#### DATA FOR THIS EXERCISE ####

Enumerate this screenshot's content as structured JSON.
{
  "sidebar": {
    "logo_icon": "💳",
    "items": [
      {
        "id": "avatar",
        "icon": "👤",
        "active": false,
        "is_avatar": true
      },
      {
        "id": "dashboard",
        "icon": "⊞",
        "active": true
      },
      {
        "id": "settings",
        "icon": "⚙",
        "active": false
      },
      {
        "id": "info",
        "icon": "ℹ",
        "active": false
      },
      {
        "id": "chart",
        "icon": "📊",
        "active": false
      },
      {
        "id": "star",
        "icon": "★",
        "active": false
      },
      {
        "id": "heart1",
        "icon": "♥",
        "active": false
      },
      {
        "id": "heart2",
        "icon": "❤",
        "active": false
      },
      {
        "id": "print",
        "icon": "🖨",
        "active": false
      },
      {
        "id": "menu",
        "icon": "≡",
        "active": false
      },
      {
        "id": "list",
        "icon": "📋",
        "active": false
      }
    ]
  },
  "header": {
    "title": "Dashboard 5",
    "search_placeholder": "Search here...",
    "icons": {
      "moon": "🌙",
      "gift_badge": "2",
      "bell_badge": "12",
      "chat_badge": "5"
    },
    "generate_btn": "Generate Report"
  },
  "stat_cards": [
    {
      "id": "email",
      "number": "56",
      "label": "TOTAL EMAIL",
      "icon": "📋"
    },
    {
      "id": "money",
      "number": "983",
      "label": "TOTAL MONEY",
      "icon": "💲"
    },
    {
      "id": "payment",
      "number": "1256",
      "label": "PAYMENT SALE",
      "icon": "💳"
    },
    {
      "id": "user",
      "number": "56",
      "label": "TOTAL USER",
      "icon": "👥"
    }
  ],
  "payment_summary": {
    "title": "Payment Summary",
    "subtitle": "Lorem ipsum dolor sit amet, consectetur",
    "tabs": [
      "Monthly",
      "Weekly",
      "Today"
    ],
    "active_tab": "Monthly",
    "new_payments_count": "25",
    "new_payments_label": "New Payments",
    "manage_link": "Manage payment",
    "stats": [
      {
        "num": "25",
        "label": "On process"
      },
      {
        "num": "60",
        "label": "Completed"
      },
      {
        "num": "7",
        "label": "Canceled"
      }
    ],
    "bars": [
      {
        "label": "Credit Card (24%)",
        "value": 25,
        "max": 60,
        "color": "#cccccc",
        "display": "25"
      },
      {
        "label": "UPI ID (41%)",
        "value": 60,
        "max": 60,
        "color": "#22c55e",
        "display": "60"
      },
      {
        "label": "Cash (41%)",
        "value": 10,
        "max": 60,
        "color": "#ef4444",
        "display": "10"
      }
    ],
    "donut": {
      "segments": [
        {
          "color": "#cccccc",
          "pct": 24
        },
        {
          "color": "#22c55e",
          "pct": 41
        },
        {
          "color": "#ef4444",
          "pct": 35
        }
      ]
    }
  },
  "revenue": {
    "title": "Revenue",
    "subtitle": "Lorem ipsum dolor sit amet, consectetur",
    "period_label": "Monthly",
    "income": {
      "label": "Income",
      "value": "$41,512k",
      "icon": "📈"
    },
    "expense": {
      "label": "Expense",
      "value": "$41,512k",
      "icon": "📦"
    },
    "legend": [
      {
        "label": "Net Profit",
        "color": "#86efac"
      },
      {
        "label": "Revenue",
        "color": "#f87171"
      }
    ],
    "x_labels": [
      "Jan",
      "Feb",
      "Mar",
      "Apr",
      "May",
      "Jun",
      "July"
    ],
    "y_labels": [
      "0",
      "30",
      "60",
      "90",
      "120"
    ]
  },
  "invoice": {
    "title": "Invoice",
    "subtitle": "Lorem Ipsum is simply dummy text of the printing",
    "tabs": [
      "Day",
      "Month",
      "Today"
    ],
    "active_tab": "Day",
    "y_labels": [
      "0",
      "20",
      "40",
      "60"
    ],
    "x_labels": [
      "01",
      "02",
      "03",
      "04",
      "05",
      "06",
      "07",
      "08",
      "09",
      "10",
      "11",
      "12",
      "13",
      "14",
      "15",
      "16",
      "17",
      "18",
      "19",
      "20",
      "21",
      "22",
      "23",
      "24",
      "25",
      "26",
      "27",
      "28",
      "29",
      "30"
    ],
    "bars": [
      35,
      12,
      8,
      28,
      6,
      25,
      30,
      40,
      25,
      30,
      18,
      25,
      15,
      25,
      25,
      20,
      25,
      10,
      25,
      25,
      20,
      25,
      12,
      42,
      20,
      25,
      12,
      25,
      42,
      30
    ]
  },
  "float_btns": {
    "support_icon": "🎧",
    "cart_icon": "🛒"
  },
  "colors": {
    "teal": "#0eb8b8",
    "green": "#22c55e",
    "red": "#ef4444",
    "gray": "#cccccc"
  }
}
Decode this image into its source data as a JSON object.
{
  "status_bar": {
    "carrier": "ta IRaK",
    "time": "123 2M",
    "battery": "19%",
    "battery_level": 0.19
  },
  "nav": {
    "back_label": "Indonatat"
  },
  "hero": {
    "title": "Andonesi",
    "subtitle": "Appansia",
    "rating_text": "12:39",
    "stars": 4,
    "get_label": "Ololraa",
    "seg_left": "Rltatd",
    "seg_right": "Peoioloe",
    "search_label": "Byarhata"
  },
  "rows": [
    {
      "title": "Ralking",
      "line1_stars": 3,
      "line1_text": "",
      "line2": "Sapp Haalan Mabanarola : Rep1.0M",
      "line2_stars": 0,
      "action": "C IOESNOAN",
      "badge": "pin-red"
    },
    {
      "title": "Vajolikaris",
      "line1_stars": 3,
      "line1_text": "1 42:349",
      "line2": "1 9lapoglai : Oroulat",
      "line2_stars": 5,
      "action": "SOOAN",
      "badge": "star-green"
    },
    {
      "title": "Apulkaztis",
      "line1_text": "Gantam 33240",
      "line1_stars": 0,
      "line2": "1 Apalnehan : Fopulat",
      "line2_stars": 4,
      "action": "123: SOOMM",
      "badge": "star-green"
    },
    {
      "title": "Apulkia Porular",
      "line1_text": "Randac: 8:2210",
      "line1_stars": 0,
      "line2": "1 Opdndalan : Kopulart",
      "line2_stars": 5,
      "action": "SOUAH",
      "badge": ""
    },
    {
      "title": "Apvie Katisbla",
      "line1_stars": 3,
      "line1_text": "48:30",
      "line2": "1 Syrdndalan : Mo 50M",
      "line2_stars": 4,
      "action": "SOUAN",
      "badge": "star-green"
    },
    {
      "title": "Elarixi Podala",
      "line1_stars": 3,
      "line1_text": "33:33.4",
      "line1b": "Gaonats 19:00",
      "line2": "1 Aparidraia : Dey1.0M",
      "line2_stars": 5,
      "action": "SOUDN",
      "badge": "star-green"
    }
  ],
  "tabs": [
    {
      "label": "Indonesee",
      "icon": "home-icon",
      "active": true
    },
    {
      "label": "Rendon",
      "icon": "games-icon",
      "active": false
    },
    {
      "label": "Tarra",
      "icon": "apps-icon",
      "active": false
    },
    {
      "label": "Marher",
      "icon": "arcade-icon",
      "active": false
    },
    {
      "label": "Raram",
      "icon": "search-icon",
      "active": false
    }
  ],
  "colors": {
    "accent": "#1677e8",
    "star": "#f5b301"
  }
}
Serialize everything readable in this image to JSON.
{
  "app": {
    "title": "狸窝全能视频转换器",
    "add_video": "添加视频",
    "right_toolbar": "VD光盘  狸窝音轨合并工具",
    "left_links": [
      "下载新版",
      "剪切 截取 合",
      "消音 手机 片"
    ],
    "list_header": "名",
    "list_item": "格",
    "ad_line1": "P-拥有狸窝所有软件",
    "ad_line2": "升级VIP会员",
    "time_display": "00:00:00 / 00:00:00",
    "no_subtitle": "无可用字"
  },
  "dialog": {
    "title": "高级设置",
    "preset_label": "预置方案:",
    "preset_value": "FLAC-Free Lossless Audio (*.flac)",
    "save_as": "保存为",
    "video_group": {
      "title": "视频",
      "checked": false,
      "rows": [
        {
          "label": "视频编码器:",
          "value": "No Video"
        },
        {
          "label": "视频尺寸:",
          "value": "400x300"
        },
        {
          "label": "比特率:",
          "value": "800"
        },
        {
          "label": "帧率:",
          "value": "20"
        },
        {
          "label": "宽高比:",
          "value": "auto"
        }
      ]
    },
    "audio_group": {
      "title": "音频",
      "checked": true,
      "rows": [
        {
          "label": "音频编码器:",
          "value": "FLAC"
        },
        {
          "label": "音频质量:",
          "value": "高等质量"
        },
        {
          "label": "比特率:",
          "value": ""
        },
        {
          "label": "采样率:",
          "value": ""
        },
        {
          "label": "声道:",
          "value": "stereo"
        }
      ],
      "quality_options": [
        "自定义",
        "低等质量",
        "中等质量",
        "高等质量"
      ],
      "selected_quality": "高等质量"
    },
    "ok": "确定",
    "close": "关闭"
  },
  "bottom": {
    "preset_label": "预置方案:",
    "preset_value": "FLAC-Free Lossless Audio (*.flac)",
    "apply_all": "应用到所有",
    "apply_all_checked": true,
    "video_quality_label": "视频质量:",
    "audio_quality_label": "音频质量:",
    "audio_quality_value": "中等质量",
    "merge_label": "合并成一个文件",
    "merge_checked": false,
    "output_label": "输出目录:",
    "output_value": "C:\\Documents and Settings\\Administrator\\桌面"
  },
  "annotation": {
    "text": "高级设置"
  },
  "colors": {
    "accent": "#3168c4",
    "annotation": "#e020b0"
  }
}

####

> **PROBLEM REQUIREMENTS**
With the line containing "Serialize everything readable" as the first and the last line of the records as the final one, print exactly the lines in that span.

> **ANSWER TO THE PROBLEM**
Serialize everything readable in this image to JSON.
{
  "app": {
    "title": "狸窝全能视频转换器",
    "add_video": "添加视频",
    "right_toolbar": "VD光盘  狸窝音轨合并工具",
    "left_links": [
      "下载新版",
      "剪切 截取 合",
      "消音 手机 片"
    ],
    "list_header": "名",
    "list_item": "格",
    "ad_line1": "P-拥有狸窝所有软件",
    "ad_line2": "升级VIP会员",
    "time_display": "00:00:00 / 00:00:00",
    "no_subtitle": "无可用字"
  },
  "dialog": {
    "title": "高级设置",
    "preset_label": "预置方案:",
    "preset_value": "FLAC-Free Lossless Audio (*.flac)",
    "save_as": "保存为",
    "video_group": {
      "title": "视频",
      "checked": false,
      "rows": [
        {
          "label": "视频编码器:",
          "value": "No Video"
        },
        {
          "label": "视频尺寸:",
          "value": "400x300"
        },
        {
          "label": "比特率:",
          "value": "800"
        },
        {
          "label": "帧率:",
          "value": "20"
        },
        {
          "label": "宽高比:",
          "value": "auto"
        }
      ]
    },
    "audio_group": {
      "title": "音频",
      "checked": true,
      "rows": [
        {
          "label": "音频编码器:",
          "value": "FLAC"
        },
        {
          "label": "音频质量:",
          "value": "高等质量"
        },
        {
          "label": "比特率:",
          "value": ""
        },
        {
          "label": "采样率:",
          "value": ""
        },
        {
          "label": "声道:",
          "value": "stereo"
        }
      ],
      "quality_options": [
        "自定义",
        "低等质量",
        "中等质量",
        "高等质量"
      ],
      "selected_quality": "高等质量"
    },
    "ok": "确定",
    "close": "关闭"
  },
  "bottom": {
    "preset_label": "预置方案:",
    "preset_value": "FLAC-Free Lossless Audio (*.flac)",
    "apply_all": "应用到所有",
    "apply_all_checked": true,
    "video_quality_label": "视频质量:",
    "audio_quality_label": "音频质量:",
    "audio_quality_value": "中等质量",
    "merge_label": "合并成一个文件",
    "merge_checked": false,
    "output_label": "输出目录:",
    "output_value": "C:\\Documents and Settings\\Administrator\\桌面"
  },
  "annotation": {
    "text": "高级设置"
  },
  "colors": {
    "accent": "#3168c4",
    "annotation": "#e020b0"
  }
}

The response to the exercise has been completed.